[Begin]
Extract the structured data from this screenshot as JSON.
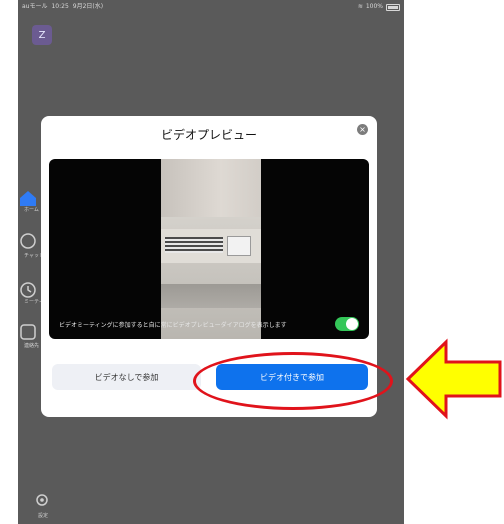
{
  "status_bar": {
    "carrier": "auモール",
    "time": "10:25",
    "date": "9月2日(水)",
    "battery": "100%"
  },
  "avatar": {
    "initial": "Z"
  },
  "sidebar": {
    "items": [
      {
        "icon": "home-icon",
        "label": "ホーム"
      },
      {
        "icon": "chat-icon",
        "label": "チャット"
      },
      {
        "icon": "clock-icon",
        "label": "ミーティング"
      },
      {
        "icon": "contacts-icon",
        "label": "連絡先"
      },
      {
        "icon": "gear-icon",
        "label": "設定"
      }
    ]
  },
  "dialog": {
    "title": "ビデオプレビュー",
    "close_icon": "close-icon",
    "toggle_label": "ビデオミーティングに参加すると自に常にビデオプレビューダイアログを表示します",
    "toggle_on": true,
    "btn_without_video": "ビデオなしで参加",
    "btn_with_video": "ビデオ付きで参加"
  },
  "colors": {
    "device_bg": "#5a5a5a",
    "accent_blue": "#0e72ed",
    "toggle_green": "#34c759",
    "annotation_red": "#e0131b",
    "arrow_yellow": "#ffff00"
  }
}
[End]
Count each line of the entries that holds the word "icon", then state the total and nothing more.

6